What this exercise asks:
1: From the spider capo review, copy the passage starting with "The spider capo" and going on through "as above it.".
2: In the spider capo review, how many possible combinations per fret does the writer count?

+++ Text passage

Spider Capo Mini Review

I’m a sucker for a new gadget. The more useless and ridiculous the better (e.g. I’ve spent the last year trying to not buy an Apple Watch). So I couldn’t resist picking up the most ridiculous bit of ukulele kit: a spider capo.

What the Hell is a Spider Capo?

A standard capo frets all the strings on the fret you put it on. But a spider capo lets you choose which strings it frets and which are left open.

For example, in this photo I have the capo on the second fret with the levers on the g-, C- and E-strings down and the A-string left open. That means when you play all the strings you get a D chord.

Spider Capo Fixed

They claim you get “hundreds of open string tunings”. But if you want to be picky – and I certainly do – I make it 15 possible combinations per fret (2^4 total combinations less one for none of the strings capoed). Being generous and saying it can fit on 12 frets that’s 180 combinations (181 if you count gCEA).

Why not just use an open tuning? The biggest reason is that all the chord shapes and scale patterns you know still work when you use a spider capo. E.g. if you tuned the ukulele to an open D chord an A chord is 0234 and C is 3213. But with a spider capo set up to a D chord an A chord is just the G shape (0232) and C is a Bb shape (3211).

The spider capo is also more adaptable than using open tunings. In the second piece in the video above I have the g- and A-strings fretted at the fifth fret. Making them higher than is practical through retuning.

The Good Stuff

Highly Adjustable: You can adjust the width of the entire spider capo and the distance between the levers a great deal. It’s fits on all my ukes from soprano to baritone without any problem.

Creates Unique Patterns: I had a lot of fun messing around and came up with things I wouldn’t have been able to play any other way. And it’s a fun trick to play below the capo as well as above it.

++++++
+++ Dataset entries

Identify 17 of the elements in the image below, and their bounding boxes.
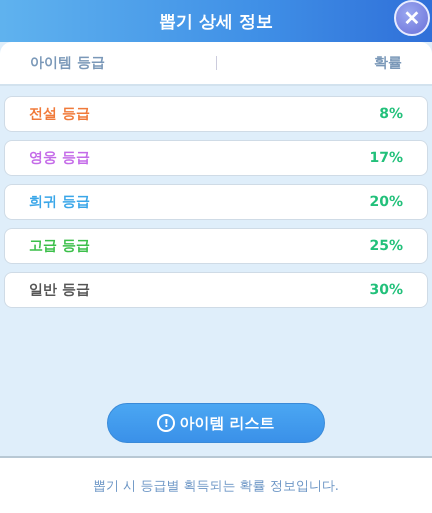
info-icon: !: [157, 414, 176, 432]
grade-rate: 20%: [369, 194, 403, 210]
grade-label: 영웅 등급: [29, 149, 90, 167]
column-header: 아이템 등급: [29, 54, 106, 72]
grade-rate: 17%: [369, 150, 403, 166]
grade-label: 일반 등급: [29, 281, 90, 299]
grade-rate: 25%: [369, 238, 403, 254]
grade-rate: 8%: [379, 106, 403, 122]
item-list-button[interactable]: ! 아이템 리스트: [107, 403, 325, 443]
footer-note: 뽑기 시 등급별 획득되는 확률 정보입니다.: [93, 478, 339, 494]
grade-label: 고급 등급: [29, 237, 90, 255]
grade-rate: 30%: [369, 282, 403, 298]
close-button[interactable]: ✕: [394, 0, 430, 36]
grade-label: 전설 등급: [29, 105, 90, 123]
grade-label: 희귀 등급: [29, 193, 90, 211]
column-header: 확률: [373, 54, 403, 72]
window-title: 뽑기 상세 정보: [159, 10, 273, 32]
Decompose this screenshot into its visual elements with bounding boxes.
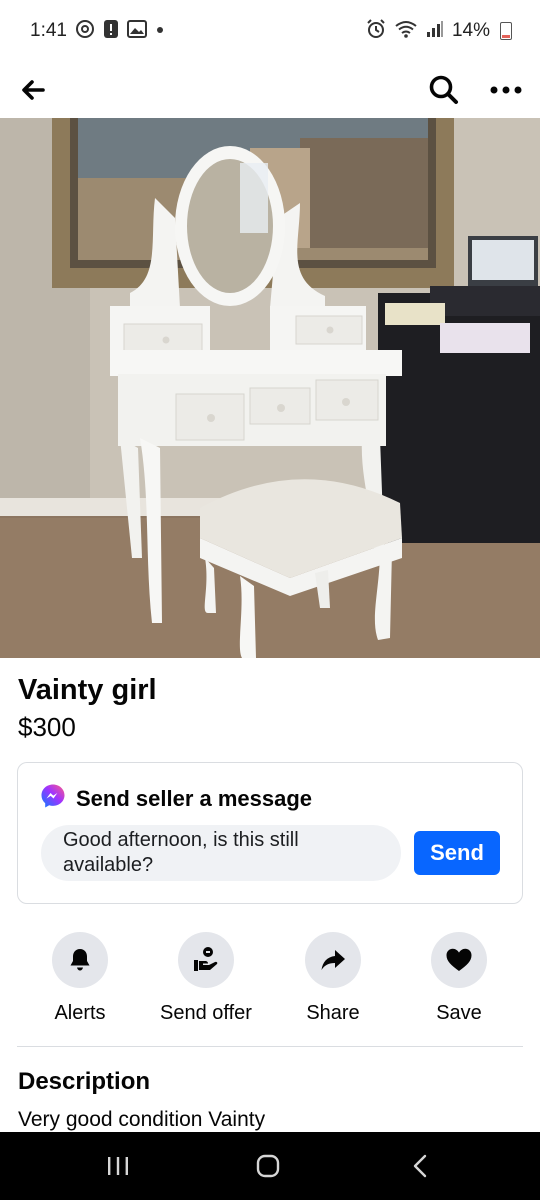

++++++

Correct answers:
1:
The spider capo is also more adaptable than using open tunings. In the second piece in the video above I have the g- and A-strings fretted at the fifth fret. Making them higher than is practical through retuning.

The Good Stuff

Highly Adjustable: You can adjust the width of the entire spider capo and the distance between the levers a great deal. It’s fits on all my ukes from soprano to baritone without any problem.

Creates Unique Patterns: I had a lot of fun messing around and came up with things I wouldn’t have been able to play any other way. And it’s a fun trick to play below the capo as well as above it.

2: 15 combinations per fret.